▶ [Texto de lectura]:

Una y otra vez se escriben tragedias y óperas a cuya disposición está en apariencia un aparato escénico acreditado por el tiempo, mientras que, en realidad, no hacen más que pertrechar un aparato claudicante. «Esa falta de claridad —dice Brecht— que reina entre músicos, escritores y críticos, tiene consecuencias enormes a las que se presta atención harto escasa. Porque al opinar que están en posesión de un aparato, que en realidad les posee a ellos, defienden uno sobre el cual no tienen ya ningún control y que no es, según ellos creen, medio para los productores, sino contra ellos.» Ese teatro de tramoya complicada, de gigantesco reclutamiento de comparsas, de efectos refinadísimos se ha convertido en un medio contra los productores, no en último término porque busca ganar a éstos para la lucha competitiva, carente de salida, en la que están enmarañados el cine y la radio. Ese teatro —piénsese en el educativo o en el recreativo, que ambos son complementarios y forman un todo— es el de una capa social saturada a la que todo lo que su mano toca se le convierte en estímulo. Su puesto está perdido. No así el del teatro que, en lugar de competir con esos nuevos instrumentos de difusión, procura aplicarlos y aprender de ellos, en una palabra, que busca la confrontación. El teatro épico ha hecho cosa suya de dicha confrontación. Conforme al estado actual de la evolución del cine y de la radio, resulta a la altura de los tiempos.

▶ [Ejercicio propuesto]:
Indica si cada afirmación concuerda con el texto sobre el teatro épico. Responde sí o no y cita literalmente las palabras del texto que lo deciden.
1. Según Brecht, quienes creen poseer el aparato son en realidad poseídos por él.
2. El texto presenta el teatro educativo y el recreativo como opuestos entre sí.
3. El texto llama medio contra los productores al teatro de tramoya complicada y efectos refinadísimos.

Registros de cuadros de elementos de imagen
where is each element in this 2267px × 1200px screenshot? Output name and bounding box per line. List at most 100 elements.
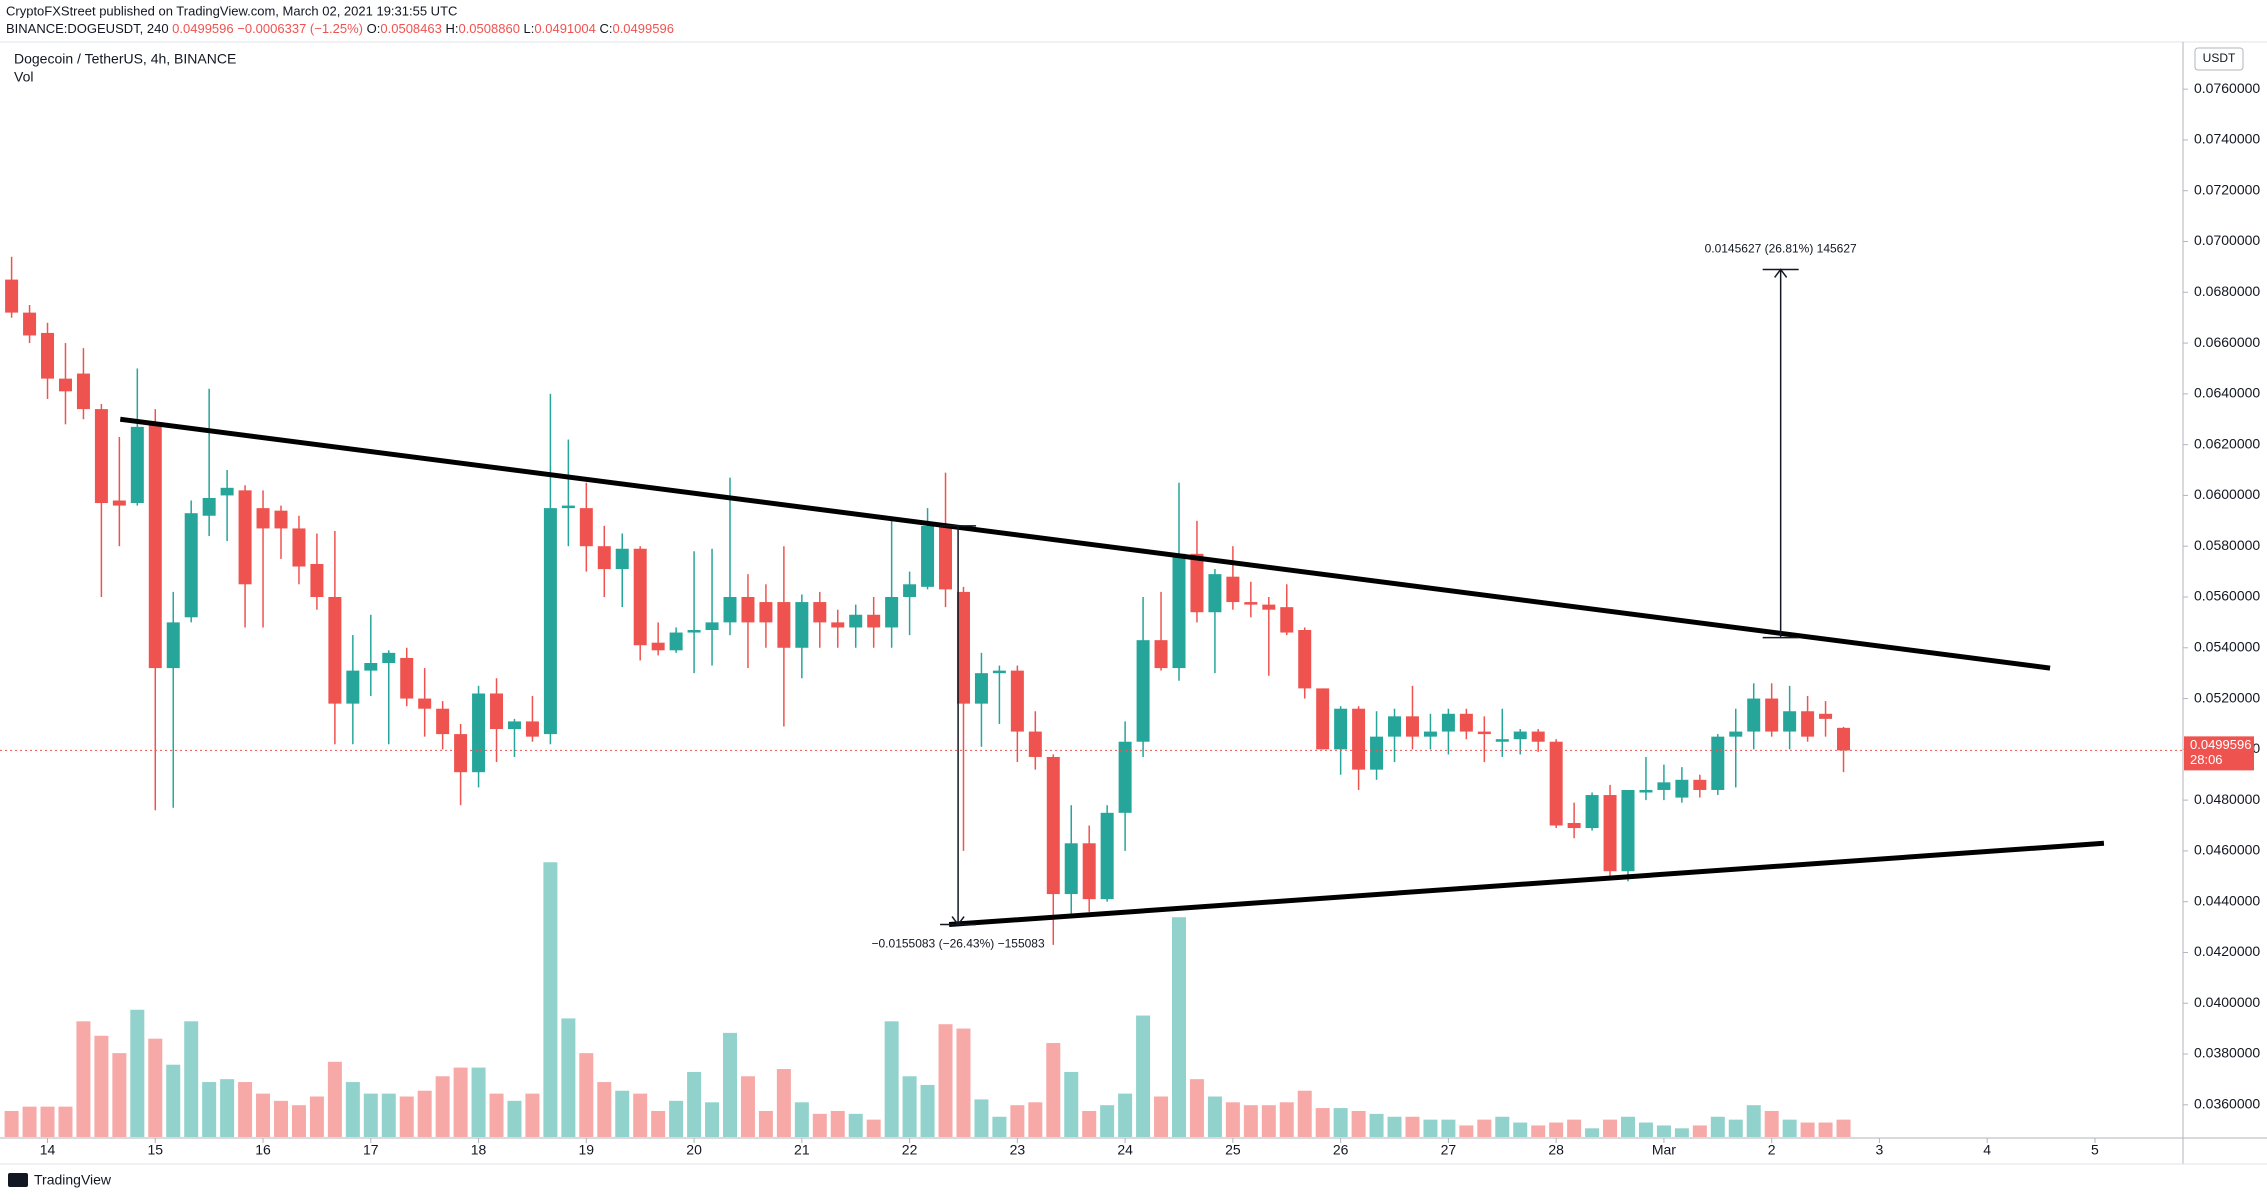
volume-bar: [291, 1105, 306, 1137]
volume-bar: [1477, 1119, 1492, 1137]
candle-body: [1405, 716, 1419, 737]
volume-bar: [94, 1035, 109, 1137]
x-tick-label: 26: [1333, 1142, 1349, 1158]
candle-body: [256, 508, 270, 529]
volume-bar: [381, 1093, 396, 1137]
volume-bar: [974, 1099, 989, 1137]
volume-bar: [166, 1064, 181, 1137]
candle-body: [1675, 779, 1689, 798]
y-tick-label: 0.0360000: [2194, 1096, 2260, 1112]
volume-bar: [992, 1116, 1007, 1137]
x-tick-label: 4: [1983, 1142, 1991, 1158]
x-tick-label: 28: [1548, 1142, 1564, 1158]
candle-body: [41, 332, 55, 379]
candle-body: [418, 698, 432, 709]
footer-logo: [8, 1173, 28, 1187]
x-tick-label: 15: [147, 1142, 163, 1158]
volume-bar: [238, 1082, 253, 1137]
candle-body: [1459, 713, 1473, 732]
volume-bar: [184, 1021, 199, 1137]
volume-bar: [902, 1076, 917, 1137]
currency: USDT: [2203, 51, 2236, 65]
y-tick-label: 0.0380000: [2194, 1045, 2260, 1061]
volume-bar: [597, 1082, 612, 1137]
candle-body: [238, 490, 252, 585]
volume-bar: [1674, 1128, 1689, 1137]
volume-bar: [1531, 1125, 1546, 1137]
candle-body: [76, 373, 90, 410]
candle-body: [759, 602, 773, 623]
volume-bar: [884, 1021, 899, 1137]
x-tick-label: 2: [1768, 1142, 1776, 1158]
candle-body: [777, 602, 791, 648]
candle-body: [561, 505, 575, 509]
volume-bar: [22, 1106, 37, 1137]
volume-bar: [1261, 1105, 1276, 1137]
volume-bar: [417, 1090, 432, 1137]
candle-body: [1010, 670, 1024, 732]
legend-title: Dogecoin / TetherUS, 4h, BINANCE: [14, 51, 236, 67]
x-tick-label: 17: [363, 1142, 379, 1158]
candle-body: [1837, 727, 1851, 751]
candle-body: [310, 563, 324, 597]
candle-body: [849, 614, 863, 628]
candle-body: [992, 670, 1006, 674]
candle-body: [1334, 708, 1348, 750]
volume-bar: [848, 1113, 863, 1137]
volume-bar: [130, 1009, 145, 1137]
l-value: 0.0491004: [534, 21, 595, 36]
y-tick-label: 0.0760000: [2194, 80, 2260, 96]
volume-bar: [148, 1038, 163, 1137]
x-tick-label: 20: [686, 1142, 702, 1158]
y-tick-label: 0.0520000: [2194, 689, 2260, 705]
volume-bar: [723, 1032, 737, 1137]
h-value: 0.0508860: [458, 21, 519, 36]
candle-body: [1729, 731, 1743, 737]
candle-body: [831, 622, 845, 628]
volume-bar: [956, 1028, 971, 1137]
candle-body: [885, 596, 899, 628]
h-label: H:: [445, 21, 458, 36]
x-tick-label: 5: [2091, 1142, 2099, 1158]
volume-bar: [1800, 1122, 1815, 1137]
volume-bar: [1387, 1116, 1402, 1137]
volume-bar: [202, 1082, 217, 1137]
candle-body: [1298, 630, 1312, 689]
last-price-box: [2184, 736, 2254, 771]
volume-bar: [1100, 1105, 1115, 1137]
volume-bar: [794, 1102, 809, 1137]
volume-bar: [1351, 1110, 1366, 1137]
volume-bar: [1746, 1105, 1761, 1137]
candle-body: [400, 657, 414, 699]
volume-bar: [1692, 1125, 1707, 1137]
y-tick-label: 0.0540000: [2194, 638, 2260, 654]
y-tick-label: 0.0580000: [2194, 537, 2260, 553]
volume-bar: [1279, 1102, 1294, 1137]
x-tick-label: 27: [1441, 1142, 1457, 1158]
candle-body: [525, 721, 539, 737]
candle-body: [1657, 782, 1671, 790]
volume-bar: [1764, 1110, 1779, 1137]
candle-body: [184, 513, 198, 618]
volume-bar: [256, 1093, 271, 1137]
volume-bar: [687, 1071, 702, 1137]
candle-body: [1280, 607, 1294, 633]
candle-body: [1639, 789, 1653, 793]
candle-body: [1370, 736, 1384, 770]
volume-bar: [561, 1018, 576, 1137]
x-tick-label: 24: [1117, 1142, 1133, 1158]
volume-legend: Vol: [14, 69, 33, 85]
y-tick-label: 0.0460000: [2194, 842, 2260, 858]
volume-bar: [1010, 1105, 1025, 1137]
candle-body: [5, 279, 19, 313]
candle-body: [490, 693, 504, 730]
volume-bar: [758, 1110, 773, 1137]
volume-bar: [507, 1100, 522, 1137]
candle-body: [813, 602, 827, 623]
volume-bar: [1207, 1096, 1222, 1137]
volume-bar: [489, 1093, 504, 1137]
x-tick-label: 14: [40, 1142, 56, 1158]
candle-body: [723, 596, 737, 623]
candle-body: [1747, 698, 1761, 732]
candle-body: [382, 652, 396, 664]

▶ [Respuesta desarrollada]:
1. Sí: «al opinar que están en posesión de un aparato, que en realidad les posee a ellos».
2. No: «que ambos son complementarios y forman un todo».
3. Sí: «Ese teatro de tramoya complicada, de gigantesco reclutamiento de comparsas, de efectos refinadísimos se ha convertido en un medio contra los productores».